_Task to complete_
What follows is a set of records, each of which is to be written out exactly.

_Input for this task_

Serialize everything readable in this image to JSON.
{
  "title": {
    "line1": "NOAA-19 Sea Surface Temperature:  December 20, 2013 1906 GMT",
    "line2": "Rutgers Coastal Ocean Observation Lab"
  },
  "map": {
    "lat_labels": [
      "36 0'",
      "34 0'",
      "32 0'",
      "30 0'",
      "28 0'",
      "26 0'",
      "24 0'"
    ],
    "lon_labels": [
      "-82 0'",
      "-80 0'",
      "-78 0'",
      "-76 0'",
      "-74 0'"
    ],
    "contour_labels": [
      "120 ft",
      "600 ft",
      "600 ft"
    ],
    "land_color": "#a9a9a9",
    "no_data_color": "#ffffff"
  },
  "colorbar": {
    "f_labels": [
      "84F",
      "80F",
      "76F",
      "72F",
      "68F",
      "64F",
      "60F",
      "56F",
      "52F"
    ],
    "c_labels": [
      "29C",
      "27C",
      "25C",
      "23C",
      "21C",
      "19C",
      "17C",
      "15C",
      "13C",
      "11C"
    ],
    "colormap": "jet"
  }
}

_Result of this task_
Serialize everything readable in this image to JSON.
{
  "title": {
    "line1": "NOAA-19 Sea Surface Temperature:  December 20, 2013 1906 GMT",
    "line2": "Rutgers Coastal Ocean Observation Lab"
  },
  "map": {
    "lat_labels": [
      "36 0'",
      "34 0'",
      "32 0'",
      "30 0'",
      "28 0'",
      "26 0'",
      "24 0'"
    ],
    "lon_labels": [
      "-82 0'",
      "-80 0'",
      "-78 0'",
      "-76 0'",
      "-74 0'"
    ],
    "contour_labels": [
      "120 ft",
      "600 ft",
      "600 ft"
    ],
    "land_color": "#a9a9a9",
    "no_data_color": "#ffffff"
  },
  "colorbar": {
    "f_labels": [
      "84F",
      "80F",
      "76F",
      "72F",
      "68F",
      "64F",
      "60F",
      "56F",
      "52F"
    ],
    "c_labels": [
      "29C",
      "27C",
      "25C",
      "23C",
      "21C",
      "19C",
      "17C",
      "15C",
      "13C",
      "11C"
    ],
    "colormap": "jet"
  }
}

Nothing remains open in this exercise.